Records:
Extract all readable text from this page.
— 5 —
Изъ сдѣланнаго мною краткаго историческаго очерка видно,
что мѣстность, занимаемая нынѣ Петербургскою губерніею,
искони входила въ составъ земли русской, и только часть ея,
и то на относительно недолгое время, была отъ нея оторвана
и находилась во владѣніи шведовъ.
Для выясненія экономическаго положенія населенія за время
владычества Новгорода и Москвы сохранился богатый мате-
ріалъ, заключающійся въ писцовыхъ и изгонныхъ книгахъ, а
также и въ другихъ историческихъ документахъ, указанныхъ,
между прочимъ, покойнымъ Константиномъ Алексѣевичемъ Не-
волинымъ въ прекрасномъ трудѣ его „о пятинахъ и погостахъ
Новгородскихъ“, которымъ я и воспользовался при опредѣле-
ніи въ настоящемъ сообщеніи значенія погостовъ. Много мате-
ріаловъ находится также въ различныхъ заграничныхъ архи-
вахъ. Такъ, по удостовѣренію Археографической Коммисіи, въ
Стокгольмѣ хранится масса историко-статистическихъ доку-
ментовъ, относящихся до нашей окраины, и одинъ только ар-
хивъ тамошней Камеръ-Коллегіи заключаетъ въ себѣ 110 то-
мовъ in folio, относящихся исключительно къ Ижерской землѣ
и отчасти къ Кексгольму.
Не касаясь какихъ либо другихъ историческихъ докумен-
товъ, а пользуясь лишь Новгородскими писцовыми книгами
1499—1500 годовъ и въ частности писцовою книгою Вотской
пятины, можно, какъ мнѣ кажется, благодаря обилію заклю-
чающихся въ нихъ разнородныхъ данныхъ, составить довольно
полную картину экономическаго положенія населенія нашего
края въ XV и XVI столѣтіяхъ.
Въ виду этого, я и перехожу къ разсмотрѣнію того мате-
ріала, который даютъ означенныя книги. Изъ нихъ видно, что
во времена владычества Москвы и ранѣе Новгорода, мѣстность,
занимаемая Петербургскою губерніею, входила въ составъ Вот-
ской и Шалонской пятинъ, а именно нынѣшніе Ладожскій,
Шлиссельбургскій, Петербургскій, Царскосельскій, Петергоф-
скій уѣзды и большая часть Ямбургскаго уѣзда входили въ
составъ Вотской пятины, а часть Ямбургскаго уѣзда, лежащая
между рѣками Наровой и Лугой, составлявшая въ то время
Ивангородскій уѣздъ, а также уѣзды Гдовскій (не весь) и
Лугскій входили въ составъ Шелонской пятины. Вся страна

Exercise task: Write out the listing once more, matching it exactly.

Result:
Extract all readable text from this page.
— 5 —
Изъ сдѣланнаго мною краткаго историческаго очерка видно,
что мѣстность, занимаемая нынѣ Петербургскою губерніею,
искони входила въ составъ земли русской, и только часть ея,
и то на относительно недолгое время, была отъ нея оторвана
и находилась во владѣніи шведовъ.
Для выясненія экономическаго положенія населенія за время
владычества Новгорода и Москвы сохранился богатый мате-
ріалъ, заключающійся въ писцовыхъ и изгонныхъ книгахъ, а
также и въ другихъ историческихъ документахъ, указанныхъ,
между прочимъ, покойнымъ Константиномъ Алексѣевичемъ Не-
волинымъ въ прекрасномъ трудѣ его „о пятинахъ и погостахъ
Новгородскихъ“, которымъ я и воспользовался при опредѣле-
ніи въ настоящемъ сообщеніи значенія погостовъ. Много мате-
ріаловъ находится также въ различныхъ заграничныхъ архи-
вахъ. Такъ, по удостовѣренію Археографической Коммисіи, въ
Стокгольмѣ хранится масса историко-статистическихъ доку-
ментовъ, относящихся до нашей окраины, и одинъ только ар-
хивъ тамошней Камеръ-Коллегіи заключаетъ въ себѣ 110 то-
мовъ in folio, относящихся исключительно къ Ижерской землѣ
и отчасти къ Кексгольму.
Не касаясь какихъ либо другихъ историческихъ докумен-
товъ, а пользуясь лишь Новгородскими писцовыми книгами
1499—1500 годовъ и въ частности писцовою книгою Вотской
пятины, можно, какъ мнѣ кажется, благодаря обилію заклю-
чающихся въ нихъ разнородныхъ данныхъ, составить довольно
полную картину экономическаго положенія населенія нашего
края въ XV и XVI столѣтіяхъ.
Въ виду этого, я и перехожу къ разсмотрѣнію того мате-
ріала, который даютъ означенныя книги. Изъ нихъ видно, что
во времена владычества Москвы и ранѣе Новгорода, мѣстность,
занимаемая Петербургскою губерніею, входила въ составъ Вот-
ской и Шалонской пятинъ, а именно нынѣшніе Ладожскій,
Шлиссельбургскій, Петербургскій, Царскосельскій, Петергоф-
скій уѣзды и большая часть Ямбургскаго уѣзда входили въ
составъ Вотской пятины, а часть Ямбургскаго уѣзда, лежащая
между рѣками Наровой и Лугой, составлявшая въ то время
Ивангородскій уѣздъ, а также уѣзды Гдовскій (не весь) и
Лугскій входили въ составъ Шелонской пятины. Вся страна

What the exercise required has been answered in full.